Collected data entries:
-- BEGIN --
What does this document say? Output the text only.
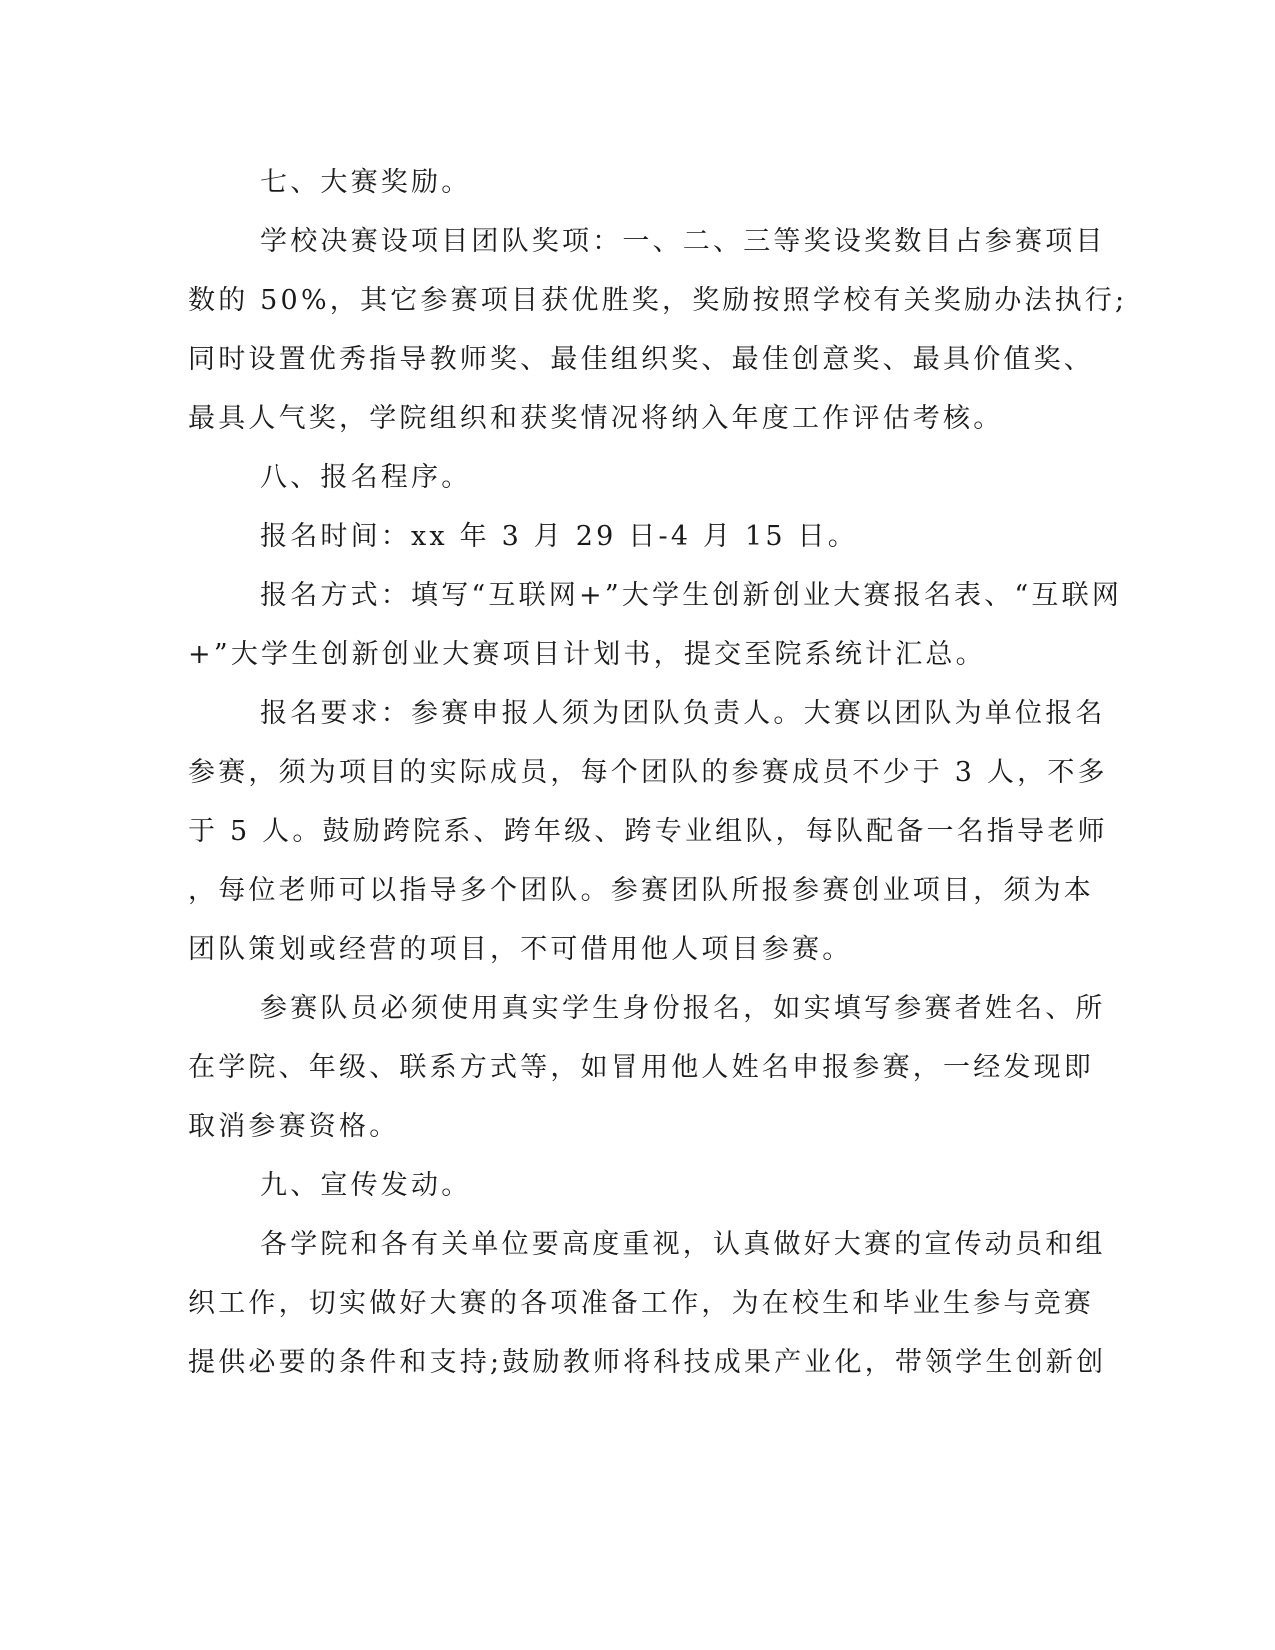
七、大赛奖励。
学校决赛设项目团队奖项：一、二、三等奖设奖数目占参赛项目
数的 50%，其它参赛项目获优胜奖，奖励按照学校有关奖励办法执行;
同时设置优秀指导教师奖、最佳组织奖、最佳创意奖、最具价值奖、
最具人气奖，学院组织和获奖情况将纳入年度工作评估考核。
八、报名程序。
报名时间：xx 年 3 月 29 日-4 月 15 日。
报名方式：填写“互联网+”大学生创新创业大赛报名表、“互联网
+”大学生创新创业大赛项目计划书，提交至院系统计汇总。
报名要求：参赛申报人须为团队负责人。大赛以团队为单位报名
参赛，须为项目的实际成员，每个团队的参赛成员不少于 3 人，不多
于 5 人。鼓励跨院系、跨年级、跨专业组队，每队配备一名指导老师
，每位老师可以指导多个团队。参赛团队所报参赛创业项目，须为本
团队策划或经营的项目，不可借用他人项目参赛。
参赛队员必须使用真实学生身份报名，如实填写参赛者姓名、所
在学院、年级、联系方式等，如冒用他人姓名申报参赛，一经发现即
取消参赛资格。
九、宣传发动。
各学院和各有关单位要高度重视，认真做好大赛的宣传动员和组
织工作，切实做好大赛的各项准备工作，为在校生和毕业生参与竞赛
提供必要的条件和支持;鼓励教师将科技成果产业化，带领学生创新创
-- END --
- **WRITTEN TASK**:
Take the listing above and restate it word for word, without its pictures.

- **TASK ANSWER**:
What does this document say? Output the text only.
七、大赛奖励。
学校决赛设项目团队奖项：一、二、三等奖设奖数目占参赛项目
数的 50%，其它参赛项目获优胜奖，奖励按照学校有关奖励办法执行;
同时设置优秀指导教师奖、最佳组织奖、最佳创意奖、最具价值奖、
最具人气奖，学院组织和获奖情况将纳入年度工作评估考核。
八、报名程序。
报名时间：xx 年 3 月 29 日-4 月 15 日。
报名方式：填写“互联网+”大学生创新创业大赛报名表、“互联网
+”大学生创新创业大赛项目计划书，提交至院系统计汇总。
报名要求：参赛申报人须为团队负责人。大赛以团队为单位报名
参赛，须为项目的实际成员，每个团队的参赛成员不少于 3 人，不多
于 5 人。鼓励跨院系、跨年级、跨专业组队，每队配备一名指导老师
，每位老师可以指导多个团队。参赛团队所报参赛创业项目，须为本
团队策划或经营的项目，不可借用他人项目参赛。
参赛队员必须使用真实学生身份报名，如实填写参赛者姓名、所
在学院、年级、联系方式等，如冒用他人姓名申报参赛，一经发现即
取消参赛资格。
九、宣传发动。
各学院和各有关单位要高度重视，认真做好大赛的宣传动员和组
织工作，切实做好大赛的各项准备工作，为在校生和毕业生参与竞赛
提供必要的条件和支持;鼓励教师将科技成果产业化，带领学生创新创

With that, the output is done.